(Data excerpts)
• • • • • • •

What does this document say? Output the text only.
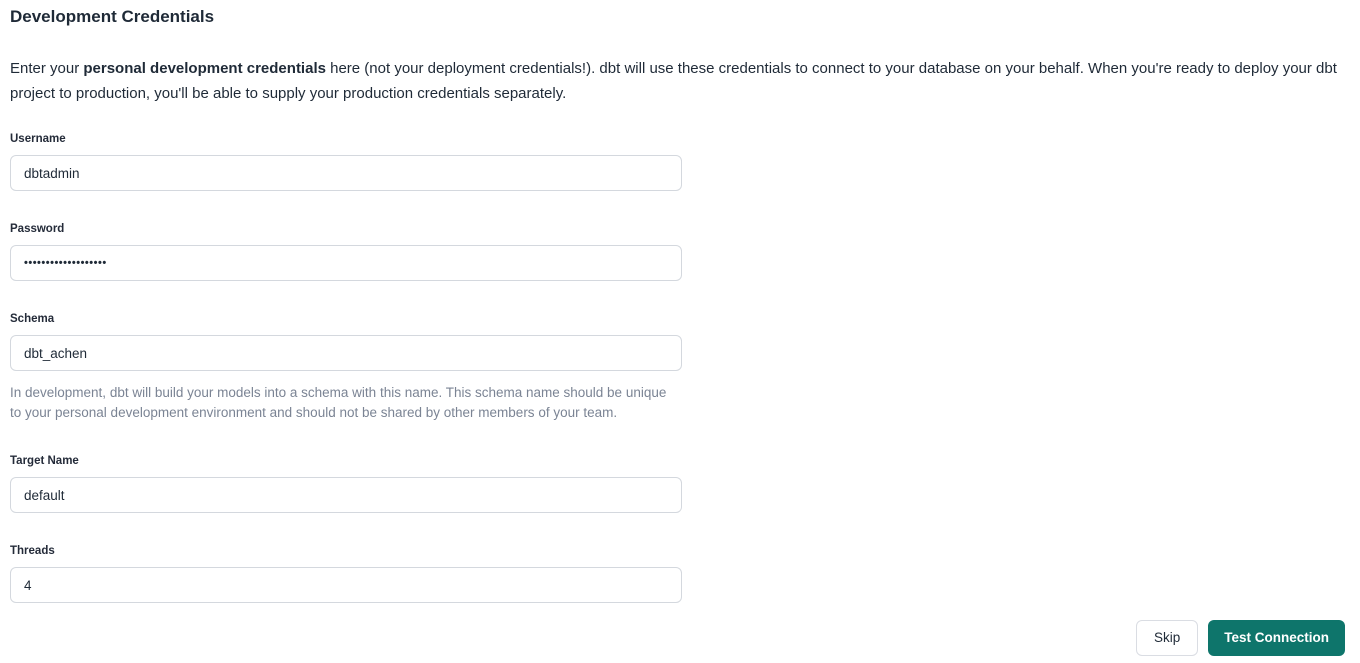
Development Credentials

Enter your personal development credentials here (not your deployment credentials!). dbt will use these credentials to connect to your database on your behalf. When you're ready to deploy your dbt project to production, you'll be able to supply your production credentials separately.

Username
dbtadmin
Password
•••••••••••••••••••
Schema
dbt_achen

In development, dbt will build your models into a schema with this name. This schema name should be unique to your personal development environment and should not be shared by other members of your team.

Target Name
default
Threads
4
Skip	Test Connection
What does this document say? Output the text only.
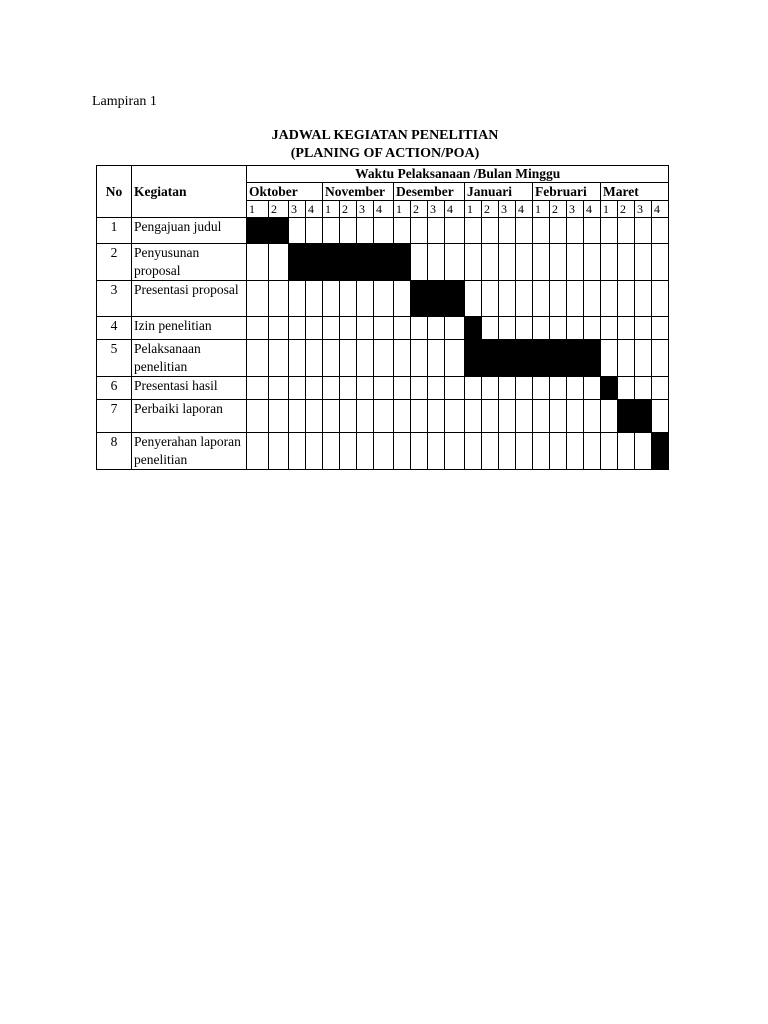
Lampiran 1
JADWAL KEGIATAN PENELITIAN
(PLANING OF ACTION/POA)
No	Kegiatan	Waktu Pelaksanaan /Bulan Minggu																							
		Oktober				November				Desember				Januari				Februari				Maret			
		1	2	3	4	1	2	3	4	1	2	3	4	1	2	3	4	1	2	3	4	1	2	3	4
1	Pengajuan judul																								
2	Penyusunan proposal																								
3	Presentasi proposal																								
4	Izin penelitian																								
5	Pelaksanaan penelitian																								
6	Presentasi hasil																								
7	Perbaiki laporan																								
8	Penyerahan laporan penelitian																								
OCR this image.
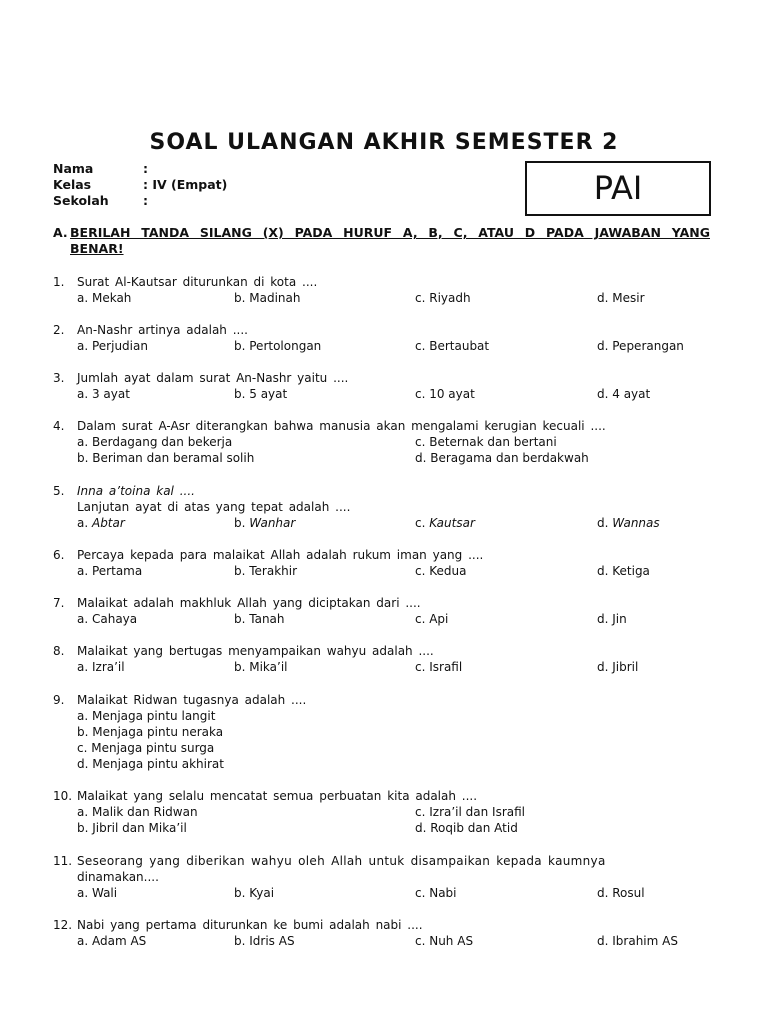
SOAL ULANGAN AKHIR SEMESTER 2
Nama	:
Kelas	: IV (Empat)
Sekolah	:	PAI
A. BERILAH TANDA SILANG (X) PADA HURUF A, B, C, ATAU D PADA JAWABAN YANG BENAR!
1. Surat Al-Kautsar diturunkan di kota ....
a. Mekah	b. Madinah	c. Riyadh	d. Mesir
2. An-Nashr artinya adalah ....
a. Perjudian	b. Pertolongan	c. Bertaubat	d. Peperangan
3. Jumlah ayat dalam surat An-Nashr yaitu ....
a. 3 ayat	b. 5 ayat	c. 10 ayat	d. 4 ayat
4. Dalam surat A-Asr diterangkan bahwa manusia akan mengalami kerugian kecuali ....
a. Berdagang dan bekerja
b. Beriman dan beramal solih
c. Beternak dan bertani
d. Beragama dan berdakwah
5. Inna a’toina kal ....
Lanjutan ayat di atas yang tepat adalah ....
a. Abtar	b. Wanhar	c. Kautsar	d. Wannas
6. Percaya kepada para malaikat Allah adalah rukum iman yang ....
a. Pertama	b. Terakhir	c. Kedua	d. Ketiga
7. Malaikat adalah makhluk Allah yang diciptakan dari ....
a. Cahaya	b. Tanah	c. Api	d. Jin
8. Malaikat yang bertugas menyampaikan wahyu adalah ....
a. Izra’il	b. Mika’il	c. Israfil	d. Jibril
9. Malaikat Ridwan tugasnya adalah ....
a. Menjaga pintu langit
b. Menjaga pintu neraka
c. Menjaga pintu surga
d. Menjaga pintu akhirat
10. Malaikat yang selalu mencatat semua perbuatan kita adalah ....
a. Malik dan Ridwan
b. Jibril dan Mika’il
c. Izra’il dan Israfil
d. Roqib dan Atid
11. Seseorang yang diberikan wahyu oleh Allah untuk disampaikan kepada kaumnya
dinamakan....
a. Wali	b. Kyai	c. Nabi	d. Rosul
12. Nabi yang pertama diturunkan ke bumi adalah nabi ....
a. Adam AS	b. Idris AS	c. Nuh AS	d. Ibrahim AS
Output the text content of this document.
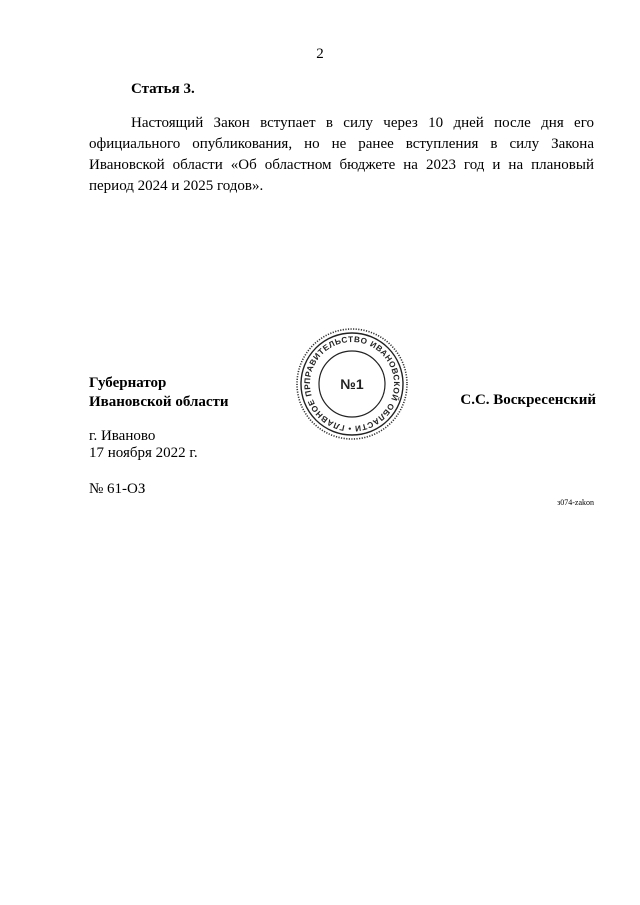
2
Статья 3.

Настоящий Закон вступает в силу через 10 дней после дня его официального опубликования, но не ранее вступления в силу Закона Ивановской области «Об областном бюджете на 2023 год и на плановый период 2024 и 2025 годов».

Губернатор
Ивановской области
ПРАВИТЕЛЬСТВО ИВАНОВСКОЙ ОБЛАСТИ • ГЛАВНОЕ ПР	№1
С.С. Воскресенский
г. Иваново
17 ноября 2022 г.
№ 61-ОЗ
з074-zakon
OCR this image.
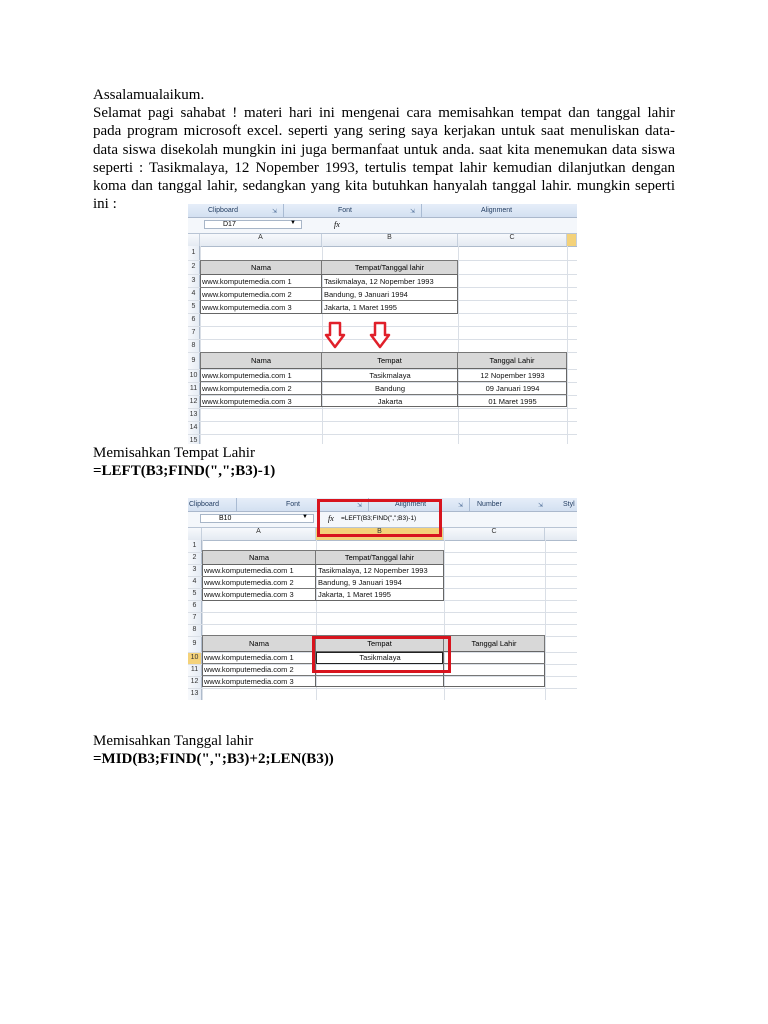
Assalamualaikum.

Selamat pagi sahabat ! materi hari ini mengenai cara memisahkan tempat dan tanggal lahir

pada program microsoft excel. seperti yang sering saya kerjakan untuk saat menuliskan data-

data siswa disekolah mungkin ini juga bermanfaat untuk anda. saat kita menemukan data siswa

seperti : Tasikmalaya, 12 Nopember 1993, tertulis tempat lahir kemudian dilanjutkan dengan

koma dan tanggal lahir, sedangkan yang kita butuhkan hanyalah tanggal lahir. mungkin seperti

ini :	Clipboard	⇲	Font	⇲	Alignment
D17	▼	fx
A	B	C
1
2
3
4
5
6
7
8
9
10
11
12
13
14
15
Nama	Tempat/Tanggal lahir
www.komputemedia.com 1	Tasikmalaya, 12 Nopember 1993
www.komputemedia.com 2	Bandung, 9 Januari 1994
www.komputemedia.com 3	Jakarta, 1 Maret 1995
Nama	Tempat	Tanggal Lahir
www.komputemedia.com 1	Tasikmalaya	12 Nopember 1993
www.komputemedia.com 2	Bandung	09 Januari 1994
www.komputemedia.com 3	Jakarta	01 Maret 1995
Memisahkan Tempat Lahir
=LEFT(B3;FIND(",";B3)-1)
Clipboard	Font	⇲	Alignment	⇲ Number	⇲	Styl
B10	▼	fx =LEFT(B3;FIND(",";B3)-1)
A	B	C
1
2
3
4
5
6
7
8
9
10
11
12
13
Nama	Tempat/Tanggal lahir
www.komputemedia.com 1	Tasikmalaya, 12 Nopember 1993
www.komputemedia.com 2	Bandung, 9 Januari 1994
www.komputemedia.com 3	Jakarta, 1 Maret 1995
Nama	Tempat	Tanggal Lahir
www.komputemedia.com 1	Tasikmalaya
www.komputemedia.com 2
www.komputemedia.com 3
Memisahkan Tanggal lahir
=MID(B3;FIND(",";B3)+2;LEN(B3))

• • • • • • •

> _The request_:
Go through the records. Copy each line where "mungkin" appears.

> _The reply_:
data siswa disekolah mungkin ini juga bermanfaat untuk anda. saat kita menemukan data siswa
koma dan tanggal lahir, sedangkan yang kita butuhkan hanyalah tanggal lahir. mungkin seperti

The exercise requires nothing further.